* Saved data entries
## begin
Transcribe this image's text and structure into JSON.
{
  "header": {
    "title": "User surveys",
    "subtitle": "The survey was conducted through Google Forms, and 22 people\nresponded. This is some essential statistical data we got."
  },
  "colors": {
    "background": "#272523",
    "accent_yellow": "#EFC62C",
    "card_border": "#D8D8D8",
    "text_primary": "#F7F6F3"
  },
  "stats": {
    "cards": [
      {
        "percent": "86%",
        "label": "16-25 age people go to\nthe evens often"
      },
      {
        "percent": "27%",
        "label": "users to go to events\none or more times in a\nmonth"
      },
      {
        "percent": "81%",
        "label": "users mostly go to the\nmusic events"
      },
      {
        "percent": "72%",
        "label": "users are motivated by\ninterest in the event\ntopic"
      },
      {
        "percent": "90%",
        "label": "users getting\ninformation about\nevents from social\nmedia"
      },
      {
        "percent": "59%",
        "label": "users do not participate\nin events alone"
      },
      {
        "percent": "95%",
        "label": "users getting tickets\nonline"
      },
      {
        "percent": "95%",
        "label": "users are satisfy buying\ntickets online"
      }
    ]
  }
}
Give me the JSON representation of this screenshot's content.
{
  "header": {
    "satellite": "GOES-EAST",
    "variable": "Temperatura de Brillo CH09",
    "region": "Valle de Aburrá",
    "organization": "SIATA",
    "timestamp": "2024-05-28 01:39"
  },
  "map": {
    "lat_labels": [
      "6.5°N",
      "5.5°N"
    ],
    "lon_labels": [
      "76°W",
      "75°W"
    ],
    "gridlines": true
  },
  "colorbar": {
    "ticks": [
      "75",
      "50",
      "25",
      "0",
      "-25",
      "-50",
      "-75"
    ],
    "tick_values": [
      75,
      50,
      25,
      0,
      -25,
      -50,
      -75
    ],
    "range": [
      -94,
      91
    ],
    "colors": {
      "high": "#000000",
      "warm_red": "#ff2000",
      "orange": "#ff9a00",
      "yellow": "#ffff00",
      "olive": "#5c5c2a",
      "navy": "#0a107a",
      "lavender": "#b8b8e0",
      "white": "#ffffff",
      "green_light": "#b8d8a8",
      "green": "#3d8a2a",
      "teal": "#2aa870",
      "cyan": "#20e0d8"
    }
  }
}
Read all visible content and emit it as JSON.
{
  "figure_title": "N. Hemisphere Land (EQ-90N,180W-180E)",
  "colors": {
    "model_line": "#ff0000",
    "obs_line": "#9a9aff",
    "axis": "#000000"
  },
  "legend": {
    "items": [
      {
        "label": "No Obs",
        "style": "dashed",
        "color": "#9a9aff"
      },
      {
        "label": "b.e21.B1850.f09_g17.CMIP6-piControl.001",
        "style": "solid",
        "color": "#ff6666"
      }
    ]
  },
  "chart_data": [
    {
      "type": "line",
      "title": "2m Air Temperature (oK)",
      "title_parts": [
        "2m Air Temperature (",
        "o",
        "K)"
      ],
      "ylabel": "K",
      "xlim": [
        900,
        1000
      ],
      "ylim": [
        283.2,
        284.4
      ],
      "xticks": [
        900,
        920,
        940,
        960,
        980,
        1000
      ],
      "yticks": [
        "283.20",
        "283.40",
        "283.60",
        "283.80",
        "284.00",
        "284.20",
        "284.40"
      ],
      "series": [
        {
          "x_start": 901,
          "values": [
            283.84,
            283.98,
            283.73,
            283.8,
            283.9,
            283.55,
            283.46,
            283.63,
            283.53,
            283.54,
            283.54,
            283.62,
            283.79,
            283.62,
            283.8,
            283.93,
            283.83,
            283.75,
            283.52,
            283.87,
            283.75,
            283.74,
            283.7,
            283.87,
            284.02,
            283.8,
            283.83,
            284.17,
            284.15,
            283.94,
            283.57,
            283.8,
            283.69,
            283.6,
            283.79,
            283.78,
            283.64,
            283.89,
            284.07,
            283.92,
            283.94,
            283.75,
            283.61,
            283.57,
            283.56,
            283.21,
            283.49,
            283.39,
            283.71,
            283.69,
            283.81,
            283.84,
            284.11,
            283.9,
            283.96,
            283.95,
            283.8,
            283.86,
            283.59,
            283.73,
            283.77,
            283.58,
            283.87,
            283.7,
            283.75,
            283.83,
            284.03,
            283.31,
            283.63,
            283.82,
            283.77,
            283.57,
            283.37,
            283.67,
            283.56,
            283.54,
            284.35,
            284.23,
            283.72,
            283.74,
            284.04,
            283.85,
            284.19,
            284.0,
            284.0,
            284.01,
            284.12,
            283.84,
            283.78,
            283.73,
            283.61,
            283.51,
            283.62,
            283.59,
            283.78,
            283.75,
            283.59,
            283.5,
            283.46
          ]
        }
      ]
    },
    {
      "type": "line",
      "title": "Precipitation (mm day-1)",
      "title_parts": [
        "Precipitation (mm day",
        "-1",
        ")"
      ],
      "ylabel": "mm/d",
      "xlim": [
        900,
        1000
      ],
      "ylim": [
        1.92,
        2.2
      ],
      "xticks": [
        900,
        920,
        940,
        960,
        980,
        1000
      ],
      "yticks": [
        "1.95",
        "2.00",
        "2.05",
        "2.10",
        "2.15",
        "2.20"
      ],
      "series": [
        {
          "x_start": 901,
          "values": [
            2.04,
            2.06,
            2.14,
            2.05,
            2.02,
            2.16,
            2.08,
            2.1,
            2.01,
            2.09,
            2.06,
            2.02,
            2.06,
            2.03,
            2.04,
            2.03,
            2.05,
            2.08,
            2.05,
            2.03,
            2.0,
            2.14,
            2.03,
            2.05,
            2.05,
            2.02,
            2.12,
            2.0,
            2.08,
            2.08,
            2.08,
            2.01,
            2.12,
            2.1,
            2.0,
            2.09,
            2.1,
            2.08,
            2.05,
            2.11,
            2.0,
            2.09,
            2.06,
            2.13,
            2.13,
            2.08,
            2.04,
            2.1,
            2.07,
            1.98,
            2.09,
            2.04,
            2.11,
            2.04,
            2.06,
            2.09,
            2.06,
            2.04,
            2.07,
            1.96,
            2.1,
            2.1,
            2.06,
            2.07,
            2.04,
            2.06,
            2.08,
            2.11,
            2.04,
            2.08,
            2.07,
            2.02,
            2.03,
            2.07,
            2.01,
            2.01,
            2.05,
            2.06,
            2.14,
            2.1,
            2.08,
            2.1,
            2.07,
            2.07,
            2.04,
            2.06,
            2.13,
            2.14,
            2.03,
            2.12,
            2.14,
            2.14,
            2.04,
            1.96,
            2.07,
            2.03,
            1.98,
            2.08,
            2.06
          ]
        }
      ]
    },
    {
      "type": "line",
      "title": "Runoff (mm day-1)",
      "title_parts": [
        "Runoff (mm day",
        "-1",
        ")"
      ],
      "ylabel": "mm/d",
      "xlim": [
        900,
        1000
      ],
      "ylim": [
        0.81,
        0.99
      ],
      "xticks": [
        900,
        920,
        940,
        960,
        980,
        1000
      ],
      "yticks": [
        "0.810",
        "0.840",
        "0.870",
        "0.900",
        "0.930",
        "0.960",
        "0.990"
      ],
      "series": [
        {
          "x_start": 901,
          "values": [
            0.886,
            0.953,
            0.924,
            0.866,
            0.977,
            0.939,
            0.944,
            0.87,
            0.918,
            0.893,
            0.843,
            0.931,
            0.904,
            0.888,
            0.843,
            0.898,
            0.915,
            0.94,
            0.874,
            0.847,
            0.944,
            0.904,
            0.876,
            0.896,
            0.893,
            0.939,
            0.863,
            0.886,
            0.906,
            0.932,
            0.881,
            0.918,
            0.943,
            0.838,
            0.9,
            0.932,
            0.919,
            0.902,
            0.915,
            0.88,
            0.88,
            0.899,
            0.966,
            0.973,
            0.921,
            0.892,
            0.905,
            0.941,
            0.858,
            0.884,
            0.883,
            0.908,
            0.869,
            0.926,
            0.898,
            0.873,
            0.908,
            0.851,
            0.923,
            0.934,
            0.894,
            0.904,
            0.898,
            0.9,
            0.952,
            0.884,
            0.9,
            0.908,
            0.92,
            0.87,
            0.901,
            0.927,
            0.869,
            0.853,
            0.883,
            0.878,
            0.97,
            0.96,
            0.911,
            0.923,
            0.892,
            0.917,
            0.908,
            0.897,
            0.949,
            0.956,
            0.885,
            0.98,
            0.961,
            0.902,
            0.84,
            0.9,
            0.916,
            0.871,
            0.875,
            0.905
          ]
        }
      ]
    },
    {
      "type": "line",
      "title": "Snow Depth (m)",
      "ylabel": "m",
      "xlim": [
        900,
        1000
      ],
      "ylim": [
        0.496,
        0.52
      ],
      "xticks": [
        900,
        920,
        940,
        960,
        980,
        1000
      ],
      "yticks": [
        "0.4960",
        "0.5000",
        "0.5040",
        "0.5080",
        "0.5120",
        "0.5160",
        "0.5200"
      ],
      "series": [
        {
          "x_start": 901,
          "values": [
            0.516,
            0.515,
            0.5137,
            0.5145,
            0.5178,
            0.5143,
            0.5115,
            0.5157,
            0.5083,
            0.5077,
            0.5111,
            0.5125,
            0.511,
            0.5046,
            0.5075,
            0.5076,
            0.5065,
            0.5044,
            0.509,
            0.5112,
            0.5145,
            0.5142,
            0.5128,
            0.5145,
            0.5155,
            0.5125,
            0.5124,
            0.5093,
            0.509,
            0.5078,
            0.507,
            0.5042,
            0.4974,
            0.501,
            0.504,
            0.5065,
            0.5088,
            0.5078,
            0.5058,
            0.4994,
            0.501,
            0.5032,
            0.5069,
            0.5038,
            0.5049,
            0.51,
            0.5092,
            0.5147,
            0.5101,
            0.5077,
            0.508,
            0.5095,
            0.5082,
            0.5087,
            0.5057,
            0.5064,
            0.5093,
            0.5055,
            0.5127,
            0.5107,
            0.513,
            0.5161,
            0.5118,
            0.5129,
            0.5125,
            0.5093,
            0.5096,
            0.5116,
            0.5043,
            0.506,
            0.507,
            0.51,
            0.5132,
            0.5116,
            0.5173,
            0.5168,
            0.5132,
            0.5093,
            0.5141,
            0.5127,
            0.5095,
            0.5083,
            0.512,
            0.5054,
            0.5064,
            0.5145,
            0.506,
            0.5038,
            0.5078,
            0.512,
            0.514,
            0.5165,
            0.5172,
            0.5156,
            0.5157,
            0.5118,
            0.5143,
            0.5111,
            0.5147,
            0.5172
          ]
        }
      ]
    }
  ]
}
## end
* WHAT THE TASK REQUIRES
Go over the records above and tally each line that includes "percent". Give the total by itself.

* TASK RESULT
8